◆ Source material:
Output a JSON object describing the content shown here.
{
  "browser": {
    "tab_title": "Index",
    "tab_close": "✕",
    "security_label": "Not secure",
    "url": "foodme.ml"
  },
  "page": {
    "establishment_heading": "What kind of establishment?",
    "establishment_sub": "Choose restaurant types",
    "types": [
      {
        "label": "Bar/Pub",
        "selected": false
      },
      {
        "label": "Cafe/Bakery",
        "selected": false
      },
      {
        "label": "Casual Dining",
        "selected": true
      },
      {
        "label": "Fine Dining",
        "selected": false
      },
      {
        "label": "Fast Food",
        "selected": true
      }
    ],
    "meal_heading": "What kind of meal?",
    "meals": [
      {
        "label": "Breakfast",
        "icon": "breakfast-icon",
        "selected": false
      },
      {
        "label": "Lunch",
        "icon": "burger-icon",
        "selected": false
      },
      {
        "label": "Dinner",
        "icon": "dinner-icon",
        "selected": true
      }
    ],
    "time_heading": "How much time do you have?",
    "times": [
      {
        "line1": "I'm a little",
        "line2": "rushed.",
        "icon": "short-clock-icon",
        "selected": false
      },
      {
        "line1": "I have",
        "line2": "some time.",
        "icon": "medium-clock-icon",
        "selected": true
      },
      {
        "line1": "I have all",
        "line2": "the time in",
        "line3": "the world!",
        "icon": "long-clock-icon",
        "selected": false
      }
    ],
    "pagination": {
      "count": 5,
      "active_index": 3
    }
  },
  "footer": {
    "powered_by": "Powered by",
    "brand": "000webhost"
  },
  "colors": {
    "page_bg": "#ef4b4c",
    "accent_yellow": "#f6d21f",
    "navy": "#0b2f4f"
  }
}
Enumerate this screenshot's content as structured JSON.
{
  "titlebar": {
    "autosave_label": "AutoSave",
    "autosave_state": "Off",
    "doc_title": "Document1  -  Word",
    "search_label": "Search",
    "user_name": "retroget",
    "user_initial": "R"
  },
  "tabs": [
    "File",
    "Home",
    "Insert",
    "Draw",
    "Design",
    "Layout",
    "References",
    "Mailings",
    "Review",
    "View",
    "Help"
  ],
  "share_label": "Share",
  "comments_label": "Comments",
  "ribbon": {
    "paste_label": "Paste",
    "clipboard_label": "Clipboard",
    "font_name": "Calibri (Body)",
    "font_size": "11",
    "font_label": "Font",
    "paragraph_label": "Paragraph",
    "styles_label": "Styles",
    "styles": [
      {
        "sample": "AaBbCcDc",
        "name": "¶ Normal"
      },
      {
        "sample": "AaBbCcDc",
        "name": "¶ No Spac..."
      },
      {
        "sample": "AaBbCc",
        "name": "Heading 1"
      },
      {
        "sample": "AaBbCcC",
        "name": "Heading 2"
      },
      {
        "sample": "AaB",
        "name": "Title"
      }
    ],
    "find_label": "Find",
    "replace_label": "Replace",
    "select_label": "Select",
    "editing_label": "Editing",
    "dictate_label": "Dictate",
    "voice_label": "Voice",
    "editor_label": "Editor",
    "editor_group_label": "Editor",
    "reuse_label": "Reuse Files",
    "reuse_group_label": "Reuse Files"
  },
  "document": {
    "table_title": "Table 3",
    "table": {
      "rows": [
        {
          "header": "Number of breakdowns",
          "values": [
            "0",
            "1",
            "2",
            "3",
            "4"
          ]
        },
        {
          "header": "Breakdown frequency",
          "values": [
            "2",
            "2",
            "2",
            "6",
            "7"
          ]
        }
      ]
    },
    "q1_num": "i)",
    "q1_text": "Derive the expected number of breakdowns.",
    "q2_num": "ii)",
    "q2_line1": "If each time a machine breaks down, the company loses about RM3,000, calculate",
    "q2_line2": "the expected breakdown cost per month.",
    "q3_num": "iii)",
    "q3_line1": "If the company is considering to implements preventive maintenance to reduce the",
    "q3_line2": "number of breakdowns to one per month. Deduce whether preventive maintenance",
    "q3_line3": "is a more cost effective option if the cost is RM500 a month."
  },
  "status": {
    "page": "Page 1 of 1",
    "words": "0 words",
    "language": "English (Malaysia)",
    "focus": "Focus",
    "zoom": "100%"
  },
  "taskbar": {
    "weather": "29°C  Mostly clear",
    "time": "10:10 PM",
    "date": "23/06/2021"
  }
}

◆ Objective: Pull every line containing the word "types" out of the material and copy it.

◆ Written answer:
    "establishment_sub": "Choose restaurant types",
    "types": [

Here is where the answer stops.